▶ [What the exercise asks]: Leave out every picture, and return exactly the lines from the line containing "What data populates" through the end of the records below, both inclusive.

Records excerpted from a collection:
· · · ·
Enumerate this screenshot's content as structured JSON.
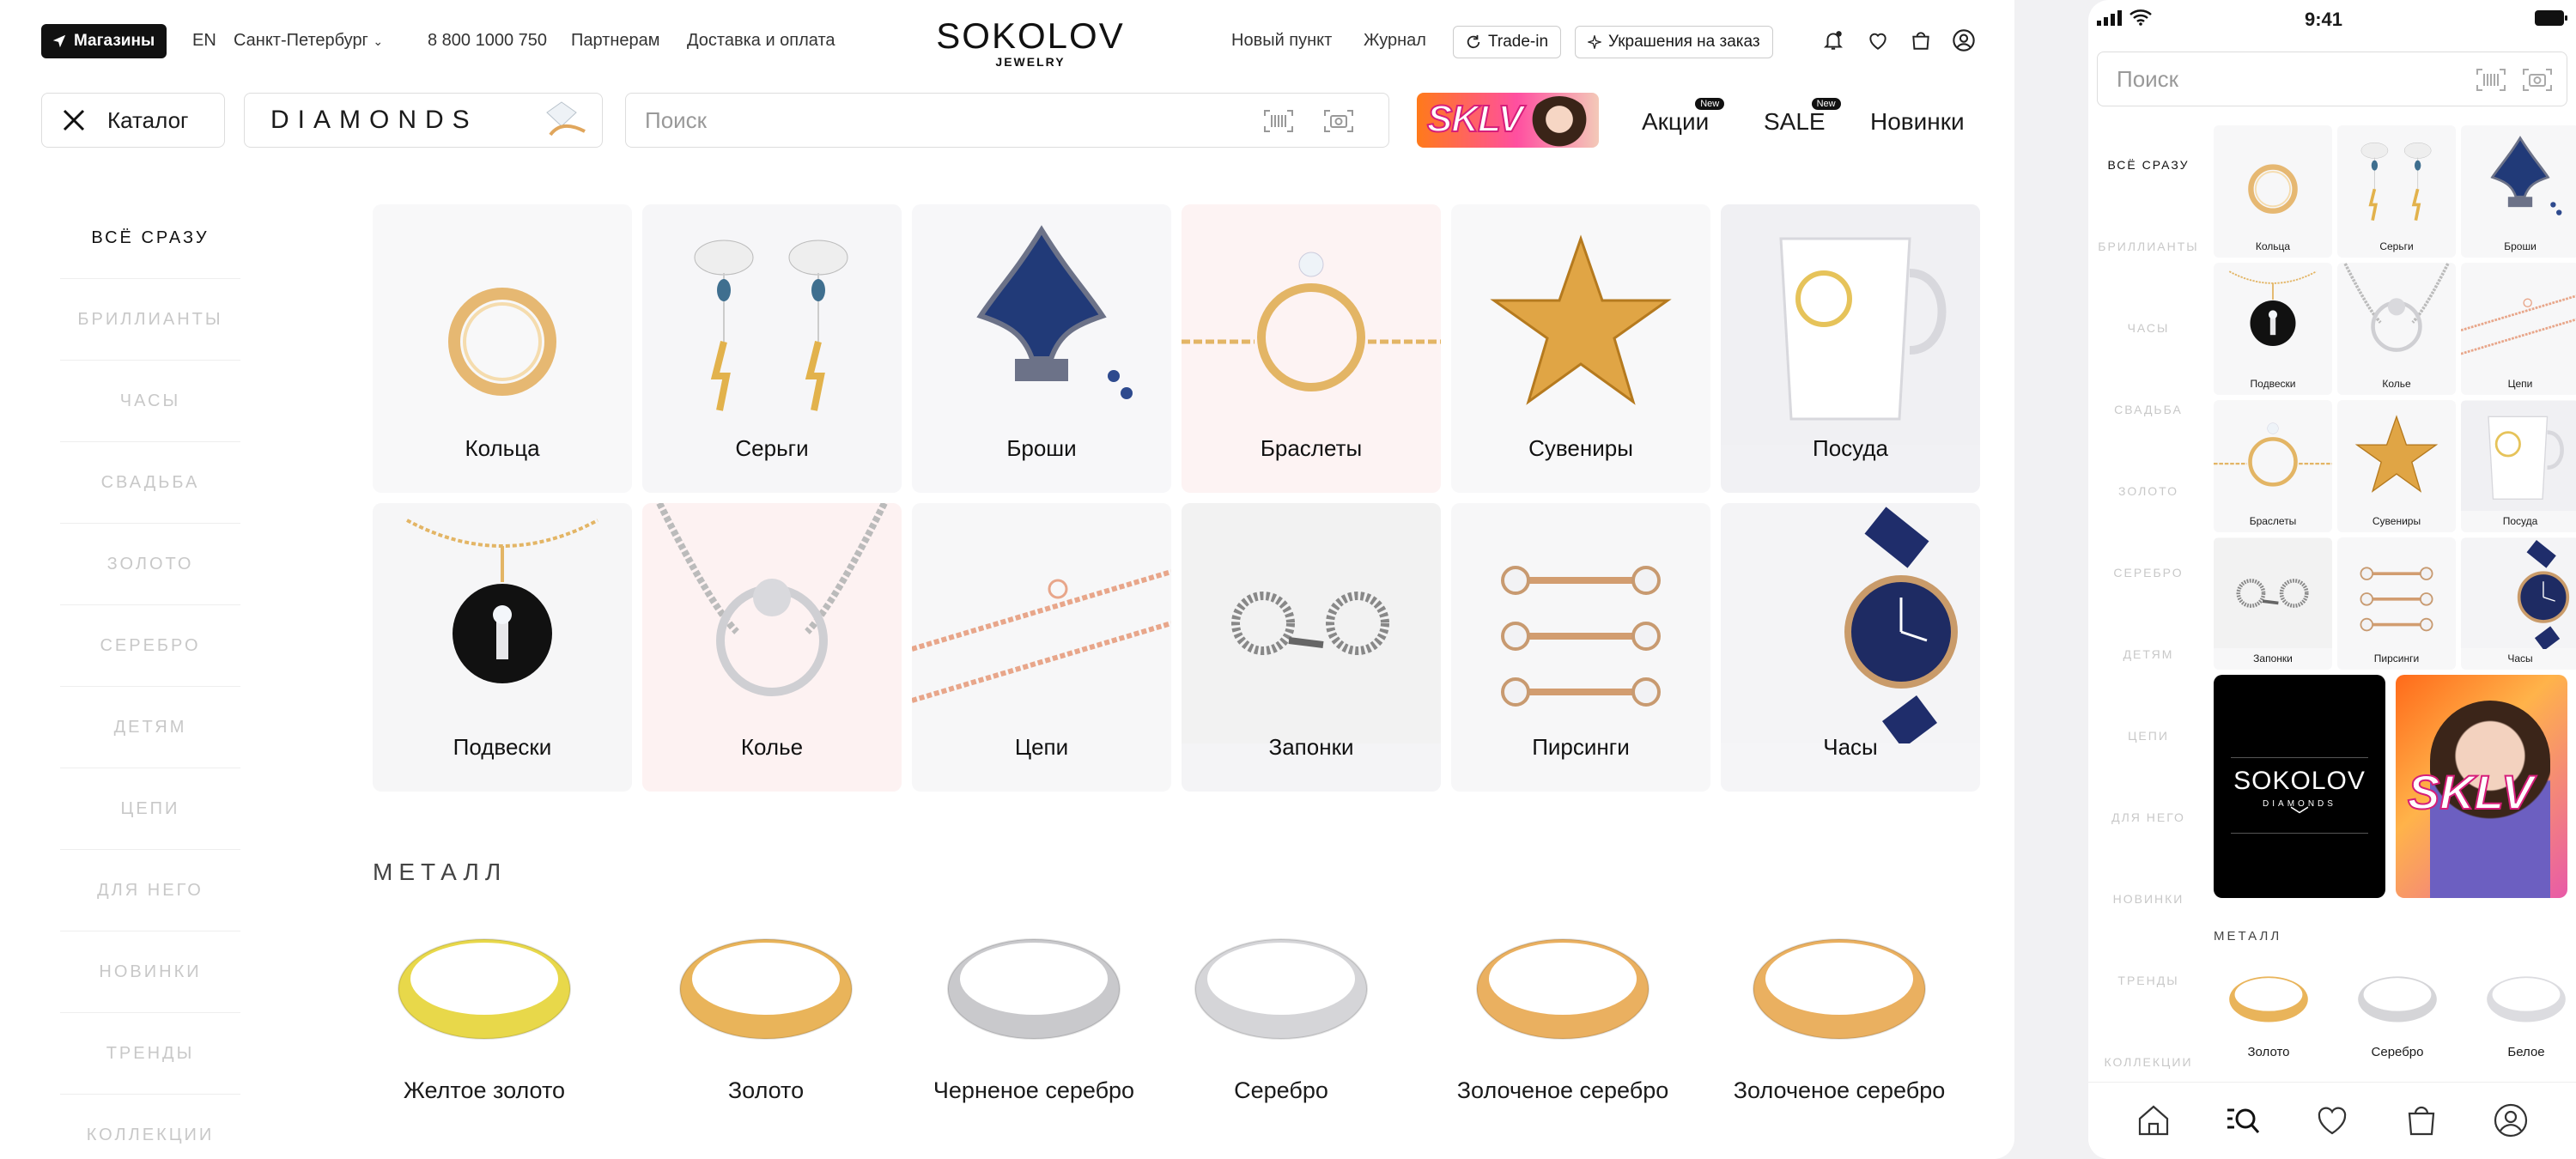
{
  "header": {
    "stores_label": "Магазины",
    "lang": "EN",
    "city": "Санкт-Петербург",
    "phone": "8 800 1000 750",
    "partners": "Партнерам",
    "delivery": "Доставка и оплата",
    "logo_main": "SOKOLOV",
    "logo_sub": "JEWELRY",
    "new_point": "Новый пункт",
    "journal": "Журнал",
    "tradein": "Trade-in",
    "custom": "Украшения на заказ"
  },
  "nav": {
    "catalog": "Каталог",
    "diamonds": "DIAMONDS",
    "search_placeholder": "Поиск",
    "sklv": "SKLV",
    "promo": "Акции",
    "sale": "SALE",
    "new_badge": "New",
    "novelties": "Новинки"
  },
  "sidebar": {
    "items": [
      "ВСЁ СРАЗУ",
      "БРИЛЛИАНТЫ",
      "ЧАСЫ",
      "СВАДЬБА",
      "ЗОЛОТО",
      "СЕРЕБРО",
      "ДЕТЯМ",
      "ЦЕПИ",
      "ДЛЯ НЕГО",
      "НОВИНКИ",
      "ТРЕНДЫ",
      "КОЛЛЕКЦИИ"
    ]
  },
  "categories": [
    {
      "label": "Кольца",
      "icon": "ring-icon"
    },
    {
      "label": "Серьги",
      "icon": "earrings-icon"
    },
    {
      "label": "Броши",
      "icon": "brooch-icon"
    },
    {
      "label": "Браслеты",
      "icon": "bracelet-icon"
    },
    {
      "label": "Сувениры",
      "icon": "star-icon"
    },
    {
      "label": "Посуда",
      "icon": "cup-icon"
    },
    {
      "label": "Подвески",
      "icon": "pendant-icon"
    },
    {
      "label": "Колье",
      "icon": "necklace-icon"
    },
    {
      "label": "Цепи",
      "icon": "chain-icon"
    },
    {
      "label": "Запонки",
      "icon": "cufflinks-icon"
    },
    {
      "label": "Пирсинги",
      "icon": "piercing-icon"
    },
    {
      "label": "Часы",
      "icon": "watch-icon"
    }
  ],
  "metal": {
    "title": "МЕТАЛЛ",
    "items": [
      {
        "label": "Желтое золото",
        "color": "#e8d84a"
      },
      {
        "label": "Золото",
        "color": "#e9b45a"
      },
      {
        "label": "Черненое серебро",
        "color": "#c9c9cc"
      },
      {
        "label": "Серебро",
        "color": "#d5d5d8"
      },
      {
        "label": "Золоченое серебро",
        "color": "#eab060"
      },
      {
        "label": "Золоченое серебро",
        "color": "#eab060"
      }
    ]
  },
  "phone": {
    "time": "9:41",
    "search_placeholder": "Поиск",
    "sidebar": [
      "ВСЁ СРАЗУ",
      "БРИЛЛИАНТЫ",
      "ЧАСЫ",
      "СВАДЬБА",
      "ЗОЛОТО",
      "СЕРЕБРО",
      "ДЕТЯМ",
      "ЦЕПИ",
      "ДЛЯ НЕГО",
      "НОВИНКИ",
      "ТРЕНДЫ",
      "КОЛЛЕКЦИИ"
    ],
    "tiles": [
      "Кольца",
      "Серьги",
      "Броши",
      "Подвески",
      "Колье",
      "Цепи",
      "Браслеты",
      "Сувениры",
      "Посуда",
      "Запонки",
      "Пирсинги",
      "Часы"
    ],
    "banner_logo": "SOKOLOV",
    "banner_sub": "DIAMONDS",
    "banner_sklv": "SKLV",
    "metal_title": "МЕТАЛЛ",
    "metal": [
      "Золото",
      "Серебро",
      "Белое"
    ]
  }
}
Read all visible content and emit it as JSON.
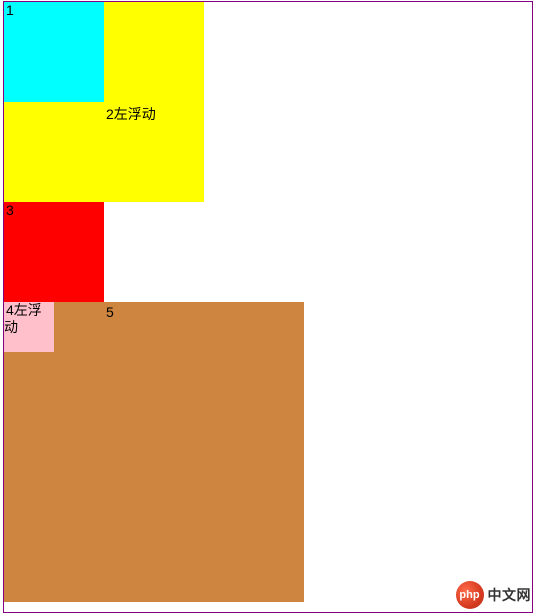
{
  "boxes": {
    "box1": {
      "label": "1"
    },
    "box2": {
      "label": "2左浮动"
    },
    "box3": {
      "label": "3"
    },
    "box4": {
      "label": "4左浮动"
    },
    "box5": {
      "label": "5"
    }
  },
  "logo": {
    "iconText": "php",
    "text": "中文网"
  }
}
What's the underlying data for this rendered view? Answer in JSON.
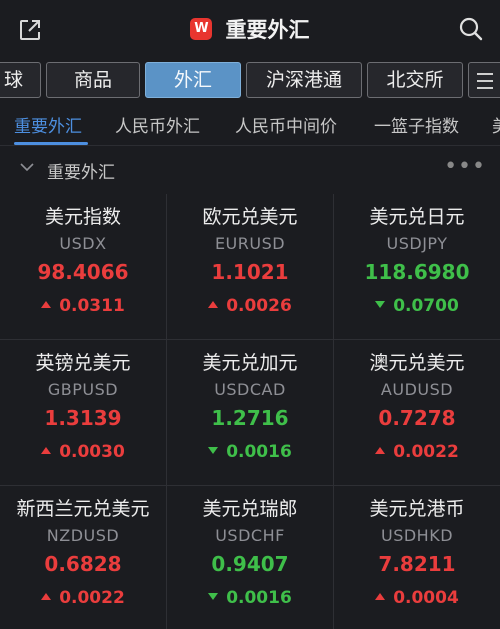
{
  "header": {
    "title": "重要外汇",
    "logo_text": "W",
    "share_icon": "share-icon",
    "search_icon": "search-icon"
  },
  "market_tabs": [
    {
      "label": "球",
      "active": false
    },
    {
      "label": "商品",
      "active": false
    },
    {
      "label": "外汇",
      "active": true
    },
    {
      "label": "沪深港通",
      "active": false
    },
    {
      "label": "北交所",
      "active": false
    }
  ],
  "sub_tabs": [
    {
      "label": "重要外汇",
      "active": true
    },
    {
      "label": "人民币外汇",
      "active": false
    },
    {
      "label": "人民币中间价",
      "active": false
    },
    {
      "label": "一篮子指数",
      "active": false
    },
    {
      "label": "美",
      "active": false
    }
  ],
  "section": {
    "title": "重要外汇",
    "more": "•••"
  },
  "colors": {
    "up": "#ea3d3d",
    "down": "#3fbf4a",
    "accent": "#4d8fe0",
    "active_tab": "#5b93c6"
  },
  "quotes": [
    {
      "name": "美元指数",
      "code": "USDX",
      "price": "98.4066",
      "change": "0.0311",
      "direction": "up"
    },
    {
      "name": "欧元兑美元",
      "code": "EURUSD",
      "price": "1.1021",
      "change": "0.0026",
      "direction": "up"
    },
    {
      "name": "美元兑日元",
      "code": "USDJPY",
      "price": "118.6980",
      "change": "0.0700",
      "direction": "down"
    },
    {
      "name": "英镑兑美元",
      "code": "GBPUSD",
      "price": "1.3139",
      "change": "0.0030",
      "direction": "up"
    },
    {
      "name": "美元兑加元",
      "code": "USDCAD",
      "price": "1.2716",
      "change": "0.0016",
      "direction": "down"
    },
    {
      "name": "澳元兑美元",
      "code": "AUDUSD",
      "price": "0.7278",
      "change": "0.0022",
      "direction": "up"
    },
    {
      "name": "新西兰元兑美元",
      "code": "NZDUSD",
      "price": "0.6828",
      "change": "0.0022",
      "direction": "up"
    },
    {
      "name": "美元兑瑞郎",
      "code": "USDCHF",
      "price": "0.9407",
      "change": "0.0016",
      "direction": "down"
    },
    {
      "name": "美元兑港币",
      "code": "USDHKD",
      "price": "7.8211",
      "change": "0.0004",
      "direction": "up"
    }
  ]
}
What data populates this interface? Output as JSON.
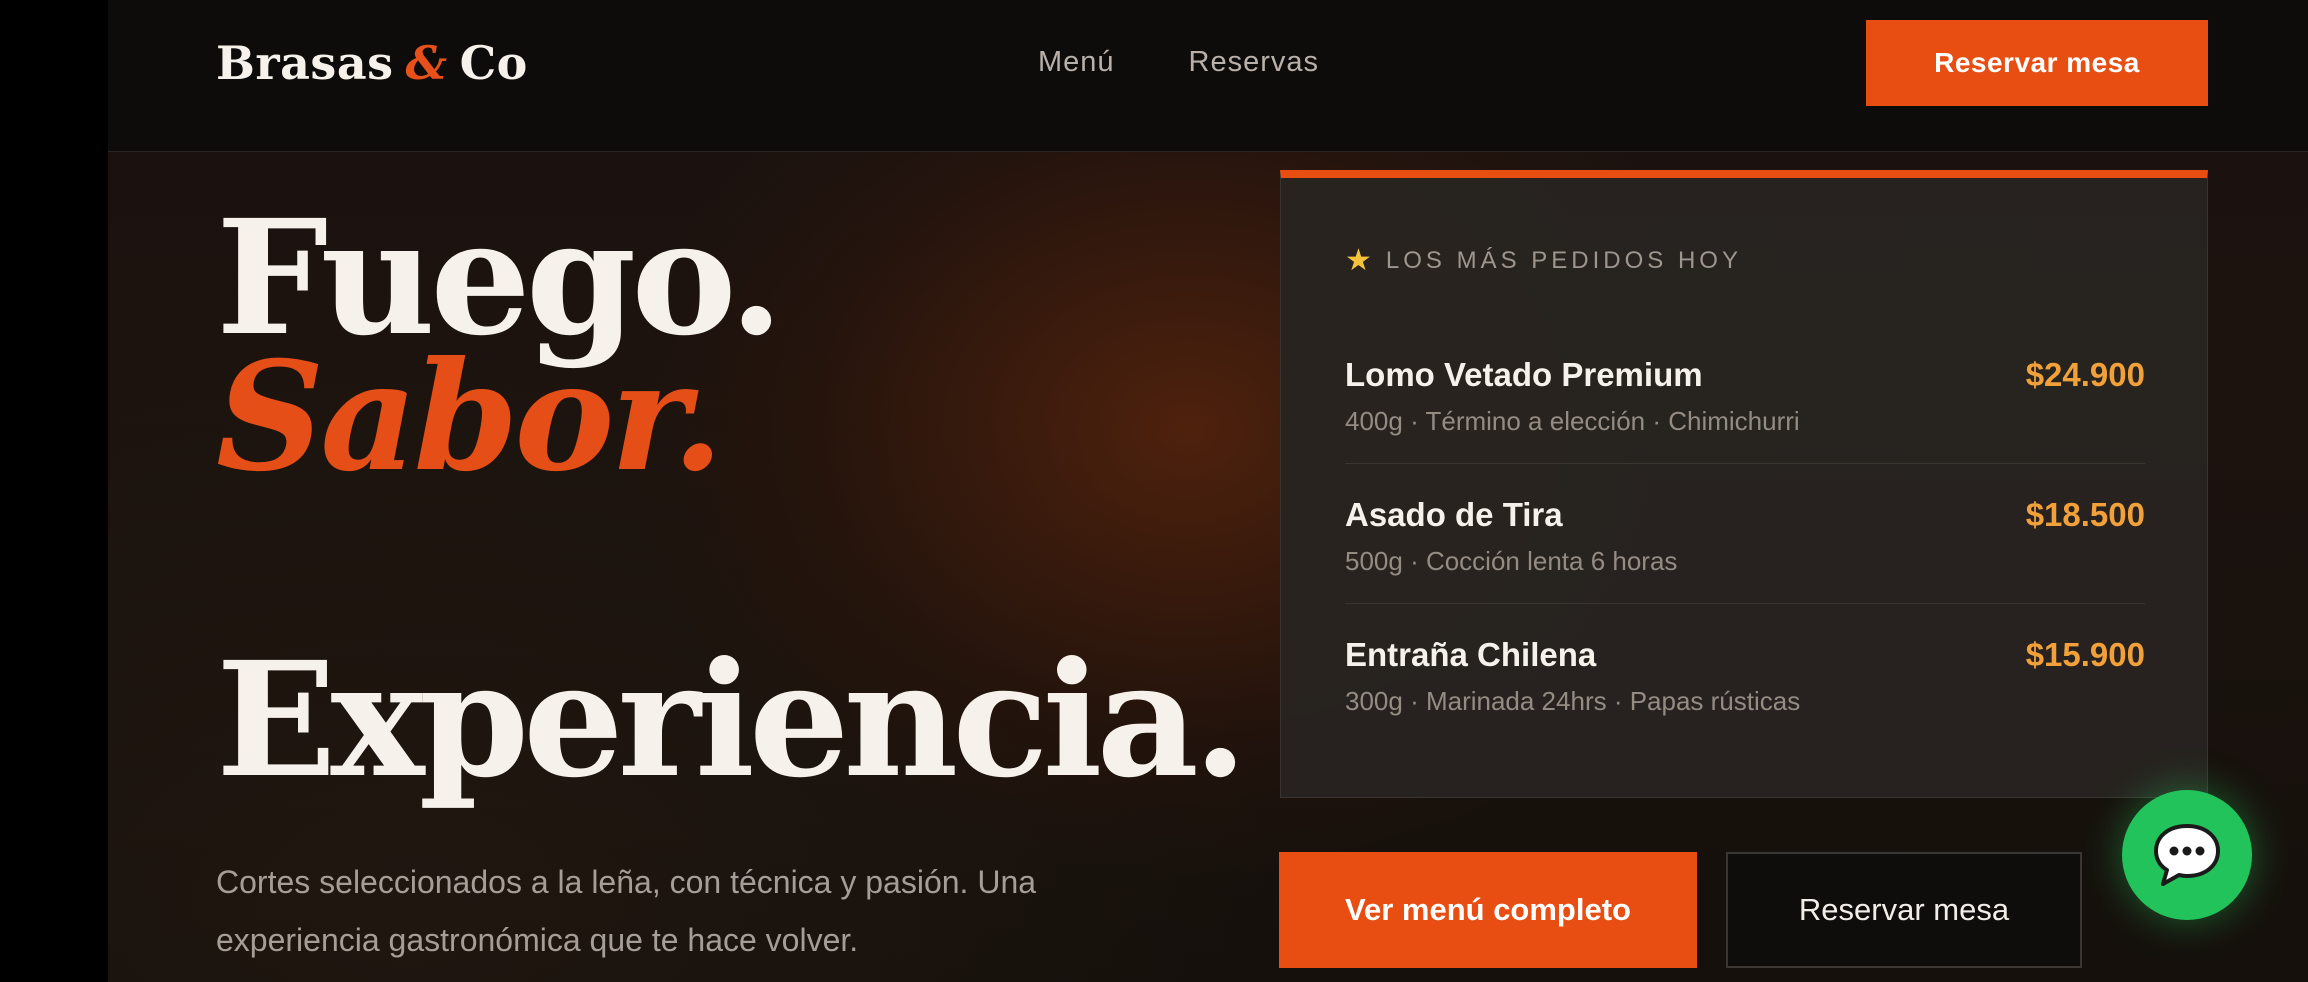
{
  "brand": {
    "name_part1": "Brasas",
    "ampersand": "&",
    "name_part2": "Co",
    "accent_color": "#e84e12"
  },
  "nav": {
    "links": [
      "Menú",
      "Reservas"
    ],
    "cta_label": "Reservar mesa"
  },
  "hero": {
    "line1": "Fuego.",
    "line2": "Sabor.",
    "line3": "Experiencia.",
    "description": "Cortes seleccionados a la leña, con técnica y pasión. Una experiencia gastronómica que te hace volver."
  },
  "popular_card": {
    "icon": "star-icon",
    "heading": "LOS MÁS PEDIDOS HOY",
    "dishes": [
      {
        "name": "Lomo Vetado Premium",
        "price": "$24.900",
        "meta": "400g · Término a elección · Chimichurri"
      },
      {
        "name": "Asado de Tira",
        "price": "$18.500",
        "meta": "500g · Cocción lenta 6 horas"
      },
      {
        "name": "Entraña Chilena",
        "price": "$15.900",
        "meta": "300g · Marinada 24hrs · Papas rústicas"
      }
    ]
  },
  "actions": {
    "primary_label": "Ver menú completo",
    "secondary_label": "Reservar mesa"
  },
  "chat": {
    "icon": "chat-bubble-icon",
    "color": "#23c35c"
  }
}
· · · ·
▶ [Solution to the problem]:
What data populates this interface? Output as JSON.
{
  "brand": {
    "name_part1": "Brasas",
    "ampersand": "&",
    "name_part2": "Co",
    "accent_color": "#e84e12"
  },
  "nav": {
    "links": [
      "Menú",
      "Reservas"
    ],
    "cta_label": "Reservar mesa"
  },
  "hero": {
    "line1": "Fuego.",
    "line2": "Sabor.",
    "line3": "Experiencia.",
    "description": "Cortes seleccionados a la leña, con técnica y pasión. Una experiencia gastronómica que te hace volver."
  },
  "popular_card": {
    "icon": "star-icon",
    "heading": "LOS MÁS PEDIDOS HOY",
    "dishes": [
      {
        "name": "Lomo Vetado Premium",
        "price": "$24.900",
        "meta": "400g · Término a elección · Chimichurri"
      },
      {
        "name": "Asado de Tira",
        "price": "$18.500",
        "meta": "500g · Cocción lenta 6 horas"
      },
      {
        "name": "Entraña Chilena",
        "price": "$15.900",
        "meta": "300g · Marinada 24hrs · Papas rústicas"
      }
    ]
  },
  "actions": {
    "primary_label": "Ver menú completo",
    "secondary_label": "Reservar mesa"
  },
  "chat": {
    "icon": "chat-bubble-icon",
    "color": "#23c35c"
  }
}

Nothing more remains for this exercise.